(WHAT IS ASKED): Transcribe the data in full and exactly, omitting any pictures.

··· DATA EXTRACT ···

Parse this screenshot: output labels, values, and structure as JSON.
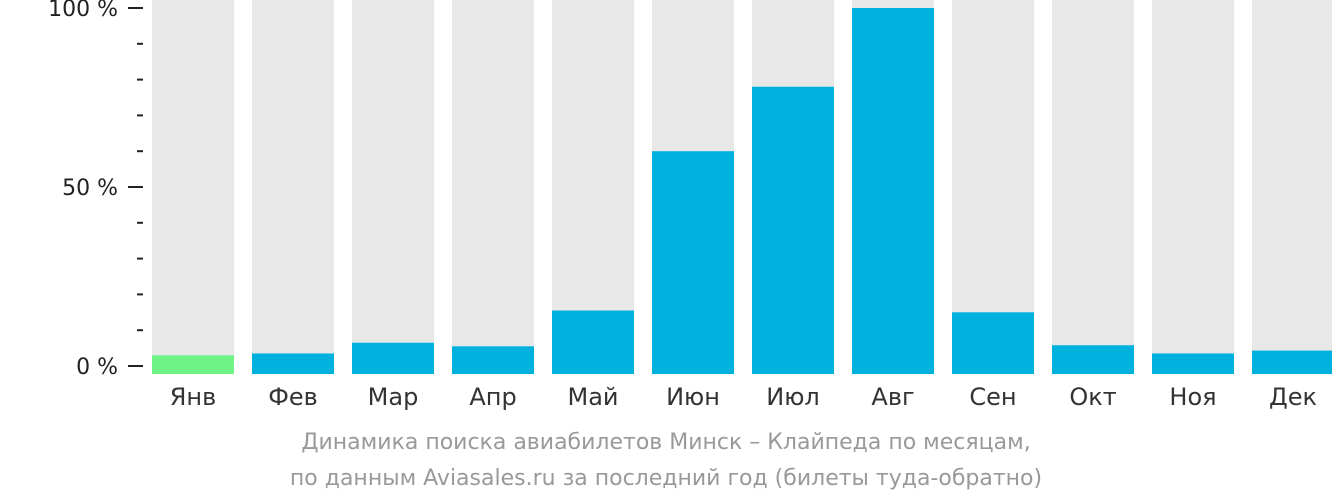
{
  "chart_data": {
    "type": "bar",
    "categories": [
      "Янв",
      "Фев",
      "Мар",
      "Апр",
      "Май",
      "Июн",
      "Июл",
      "Авг",
      "Сен",
      "Окт",
      "Ноя",
      "Дек"
    ],
    "values": [
      3,
      3.5,
      6.5,
      5.5,
      15.5,
      60,
      78,
      100,
      15,
      5.8,
      3.5,
      4.3
    ],
    "ylim": [
      0,
      100
    ],
    "y_ticks": [
      "0 %",
      "50 %",
      "100 %"
    ],
    "bar_color": "#00b1dd",
    "highlight_color": "#6ef387",
    "highlight_index": 0,
    "track_color": "#e8e8e8",
    "title_line1": "Динамика поиска авиабилетов Минск – Клайпеда по месяцам,",
    "title_line2": "по данным Aviasales.ru за последний год (билеты туда-обратно)",
    "grid": false,
    "legend": "none"
  }
}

···

(WRITTEN ANSWER):
Parse this screenshot: output labels, values, and structure as JSON.
{
  "chart_data": {
    "type": "bar",
    "categories": [
      "Янв",
      "Фев",
      "Мар",
      "Апр",
      "Май",
      "Июн",
      "Июл",
      "Авг",
      "Сен",
      "Окт",
      "Ноя",
      "Дек"
    ],
    "values": [
      3,
      3.5,
      6.5,
      5.5,
      15.5,
      60,
      78,
      100,
      15,
      5.8,
      3.5,
      4.3
    ],
    "ylim": [
      0,
      100
    ],
    "y_ticks": [
      "0 %",
      "50 %",
      "100 %"
    ],
    "bar_color": "#00b1dd",
    "highlight_color": "#6ef387",
    "highlight_index": 0,
    "track_color": "#e8e8e8",
    "title_line1": "Динамика поиска авиабилетов Минск – Клайпеда по месяцам,",
    "title_line2": "по данным Aviasales.ru за последний год (билеты туда-обратно)",
    "grid": false,
    "legend": "none"
  }
}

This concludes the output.